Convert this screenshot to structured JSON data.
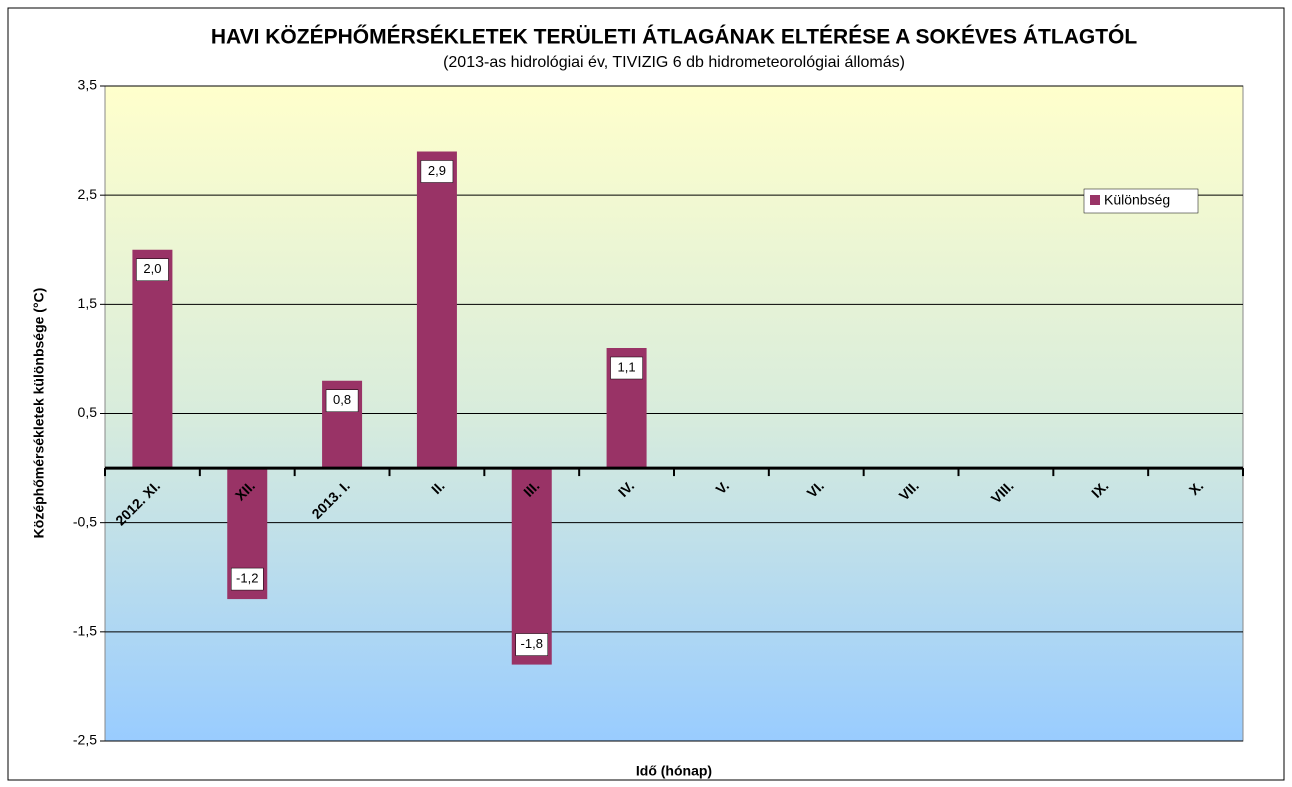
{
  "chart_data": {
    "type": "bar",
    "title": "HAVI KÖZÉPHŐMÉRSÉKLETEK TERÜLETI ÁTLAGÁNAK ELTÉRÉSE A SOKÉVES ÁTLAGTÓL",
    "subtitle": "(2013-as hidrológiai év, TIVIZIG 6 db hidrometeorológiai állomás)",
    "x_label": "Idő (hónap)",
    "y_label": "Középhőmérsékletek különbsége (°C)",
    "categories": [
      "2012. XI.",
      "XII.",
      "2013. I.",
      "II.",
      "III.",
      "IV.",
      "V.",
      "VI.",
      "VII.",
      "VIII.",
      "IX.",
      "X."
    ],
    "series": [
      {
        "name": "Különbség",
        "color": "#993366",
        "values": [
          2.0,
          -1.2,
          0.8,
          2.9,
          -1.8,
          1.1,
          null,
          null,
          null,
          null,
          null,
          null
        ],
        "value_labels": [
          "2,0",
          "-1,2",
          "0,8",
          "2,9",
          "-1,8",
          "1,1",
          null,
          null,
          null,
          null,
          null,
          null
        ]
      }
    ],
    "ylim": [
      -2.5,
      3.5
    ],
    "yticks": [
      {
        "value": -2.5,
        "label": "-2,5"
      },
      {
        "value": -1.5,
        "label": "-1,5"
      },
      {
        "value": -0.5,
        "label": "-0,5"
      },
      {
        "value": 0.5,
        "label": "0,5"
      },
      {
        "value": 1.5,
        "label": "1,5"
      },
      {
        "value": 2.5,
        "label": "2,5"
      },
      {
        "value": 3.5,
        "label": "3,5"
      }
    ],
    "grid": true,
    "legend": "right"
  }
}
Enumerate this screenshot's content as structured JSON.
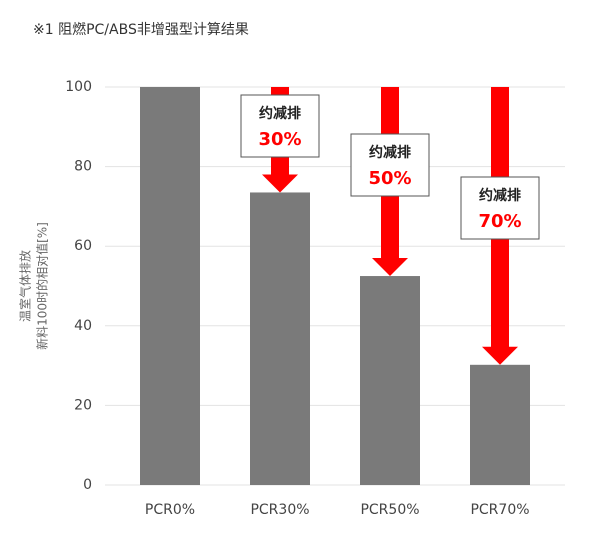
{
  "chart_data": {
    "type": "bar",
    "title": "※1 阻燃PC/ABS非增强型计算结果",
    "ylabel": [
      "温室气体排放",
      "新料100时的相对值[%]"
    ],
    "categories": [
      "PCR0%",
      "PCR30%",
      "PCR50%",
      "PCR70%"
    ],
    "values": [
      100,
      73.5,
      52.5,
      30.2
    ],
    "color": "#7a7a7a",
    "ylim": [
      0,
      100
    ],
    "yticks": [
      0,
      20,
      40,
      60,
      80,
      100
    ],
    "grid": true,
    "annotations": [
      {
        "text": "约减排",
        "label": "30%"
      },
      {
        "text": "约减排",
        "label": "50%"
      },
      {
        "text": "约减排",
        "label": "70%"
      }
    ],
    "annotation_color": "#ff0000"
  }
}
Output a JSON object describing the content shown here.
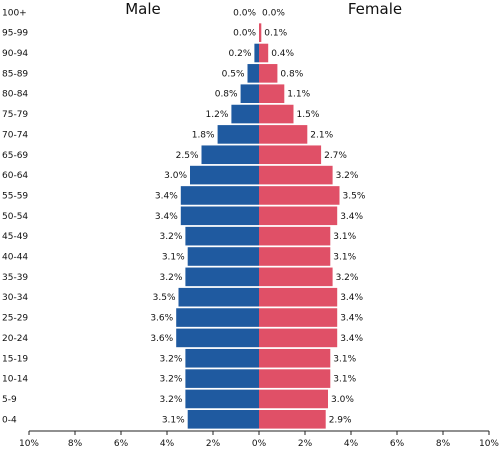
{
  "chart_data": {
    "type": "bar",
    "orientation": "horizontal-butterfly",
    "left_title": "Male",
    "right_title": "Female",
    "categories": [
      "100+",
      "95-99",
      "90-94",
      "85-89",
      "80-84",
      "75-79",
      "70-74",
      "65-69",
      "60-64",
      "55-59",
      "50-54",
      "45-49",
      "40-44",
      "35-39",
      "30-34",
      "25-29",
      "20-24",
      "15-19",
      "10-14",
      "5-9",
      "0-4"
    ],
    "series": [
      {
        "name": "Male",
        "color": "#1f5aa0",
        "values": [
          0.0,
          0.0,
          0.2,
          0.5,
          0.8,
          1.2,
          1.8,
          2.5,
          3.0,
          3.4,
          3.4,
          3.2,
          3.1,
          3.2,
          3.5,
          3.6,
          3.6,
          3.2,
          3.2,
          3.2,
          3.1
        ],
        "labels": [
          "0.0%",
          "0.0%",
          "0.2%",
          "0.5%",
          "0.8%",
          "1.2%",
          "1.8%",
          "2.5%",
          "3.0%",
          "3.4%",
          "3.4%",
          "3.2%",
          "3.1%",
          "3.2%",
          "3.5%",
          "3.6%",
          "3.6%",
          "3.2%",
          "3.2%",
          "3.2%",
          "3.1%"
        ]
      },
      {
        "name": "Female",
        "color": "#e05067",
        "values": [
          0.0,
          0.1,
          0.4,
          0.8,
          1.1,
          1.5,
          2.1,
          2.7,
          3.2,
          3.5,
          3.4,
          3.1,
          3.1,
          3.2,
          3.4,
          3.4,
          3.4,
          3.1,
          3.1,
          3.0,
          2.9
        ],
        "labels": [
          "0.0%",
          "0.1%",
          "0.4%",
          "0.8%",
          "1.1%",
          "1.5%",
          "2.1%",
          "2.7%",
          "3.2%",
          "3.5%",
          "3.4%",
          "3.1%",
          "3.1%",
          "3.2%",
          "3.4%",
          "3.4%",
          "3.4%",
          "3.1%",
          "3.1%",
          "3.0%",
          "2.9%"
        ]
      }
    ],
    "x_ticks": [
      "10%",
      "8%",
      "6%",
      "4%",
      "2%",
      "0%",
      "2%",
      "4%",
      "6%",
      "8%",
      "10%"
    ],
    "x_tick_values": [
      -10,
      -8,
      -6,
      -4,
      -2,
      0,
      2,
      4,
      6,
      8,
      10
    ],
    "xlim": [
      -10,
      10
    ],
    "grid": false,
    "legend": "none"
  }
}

**Exercise goal:**
Every record must be copied exactly, with images dropped from the result.

**Written solution:**
Convert this screenshot to structured JSON data.
{
  "chart_data": {
    "type": "bar",
    "title": "HAVI KÖZÉPHŐMÉRSÉKLETEK TERÜLETI ÁTLAGÁNAK ELTÉRÉSE A SOKÉVES ÁTLAGTÓL",
    "subtitle": "(2013-as hidrológiai év, TIVIZIG 6 db hidrometeorológiai állomás)",
    "x_label": "Idő (hónap)",
    "y_label": "Középhőmérsékletek különbsége (°C)",
    "categories": [
      "2012. XI.",
      "XII.",
      "2013. I.",
      "II.",
      "III.",
      "IV.",
      "V.",
      "VI.",
      "VII.",
      "VIII.",
      "IX.",
      "X."
    ],
    "series": [
      {
        "name": "Különbség",
        "color": "#993366",
        "values": [
          2.0,
          -1.2,
          0.8,
          2.9,
          -1.8,
          1.1,
          null,
          null,
          null,
          null,
          null,
          null
        ],
        "value_labels": [
          "2,0",
          "-1,2",
          "0,8",
          "2,9",
          "-1,8",
          "1,1",
          null,
          null,
          null,
          null,
          null,
          null
        ]
      }
    ],
    "ylim": [
      -2.5,
      3.5
    ],
    "yticks": [
      {
        "value": -2.5,
        "label": "-2,5"
      },
      {
        "value": -1.5,
        "label": "-1,5"
      },
      {
        "value": -0.5,
        "label": "-0,5"
      },
      {
        "value": 0.5,
        "label": "0,5"
      },
      {
        "value": 1.5,
        "label": "1,5"
      },
      {
        "value": 2.5,
        "label": "2,5"
      },
      {
        "value": 3.5,
        "label": "3,5"
      }
    ],
    "grid": true,
    "legend": "right"
  }
}
Enumerate this screenshot's content as structured JSON.
{
  "chart_data": {
    "type": "bar",
    "title": "※1 阻燃PC/ABS非增强型计算结果",
    "ylabel": [
      "温室气体排放",
      "新料100时的相对值[%]"
    ],
    "categories": [
      "PCR0%",
      "PCR30%",
      "PCR50%",
      "PCR70%"
    ],
    "values": [
      100,
      73.5,
      52.5,
      30.2
    ],
    "color": "#7a7a7a",
    "ylim": [
      0,
      100
    ],
    "yticks": [
      0,
      20,
      40,
      60,
      80,
      100
    ],
    "grid": true,
    "annotations": [
      {
        "text": "约减排",
        "label": "30%"
      },
      {
        "text": "约减排",
        "label": "50%"
      },
      {
        "text": "约减排",
        "label": "70%"
      }
    ],
    "annotation_color": "#ff0000"
  }
}
Output a JSON object describing the content shown here.
{
  "chart_data": {
    "type": "bar",
    "orientation": "horizontal-butterfly",
    "left_title": "Male",
    "right_title": "Female",
    "categories": [
      "100+",
      "95-99",
      "90-94",
      "85-89",
      "80-84",
      "75-79",
      "70-74",
      "65-69",
      "60-64",
      "55-59",
      "50-54",
      "45-49",
      "40-44",
      "35-39",
      "30-34",
      "25-29",
      "20-24",
      "15-19",
      "10-14",
      "5-9",
      "0-4"
    ],
    "series": [
      {
        "name": "Male",
        "color": "#1f5aa0",
        "values": [
          0.0,
          0.0,
          0.2,
          0.5,
          0.8,
          1.2,
          1.8,
          2.5,
          3.0,
          3.4,
          3.4,
          3.2,
          3.1,
          3.2,
          3.5,
          3.6,
          3.6,
          3.2,
          3.2,
          3.2,
          3.1
        ],
        "labels": [
          "0.0%",
          "0.0%",
          "0.2%",
          "0.5%",
          "0.8%",
          "1.2%",
          "1.8%",
          "2.5%",
          "3.0%",
          "3.4%",
          "3.4%",
          "3.2%",
          "3.1%",
          "3.2%",
          "3.5%",
          "3.6%",
          "3.6%",
          "3.2%",
          "3.2%",
          "3.2%",
          "3.1%"
        ]
      },
      {
        "name": "Female",
        "color": "#e05067",
        "values": [
          0.0,
          0.1,
          0.4,
          0.8,
          1.1,
          1.5,
          2.1,
          2.7,
          3.2,
          3.5,
          3.4,
          3.1,
          3.1,
          3.2,
          3.4,
          3.4,
          3.4,
          3.1,
          3.1,
          3.0,
          2.9
        ],
        "labels": [
          "0.0%",
          "0.1%",
          "0.4%",
          "0.8%",
          "1.1%",
          "1.5%",
          "2.1%",
          "2.7%",
          "3.2%",
          "3.5%",
          "3.4%",
          "3.1%",
          "3.1%",
          "3.2%",
          "3.4%",
          "3.4%",
          "3.4%",
          "3.1%",
          "3.1%",
          "3.0%",
          "2.9%"
        ]
      }
    ],
    "x_ticks": [
      "10%",
      "8%",
      "6%",
      "4%",
      "2%",
      "0%",
      "2%",
      "4%",
      "6%",
      "8%",
      "10%"
    ],
    "x_tick_values": [
      -10,
      -8,
      -6,
      -4,
      -2,
      0,
      2,
      4,
      6,
      8,
      10
    ],
    "xlim": [
      -10,
      10
    ],
    "grid": false,
    "legend": "none"
  }
}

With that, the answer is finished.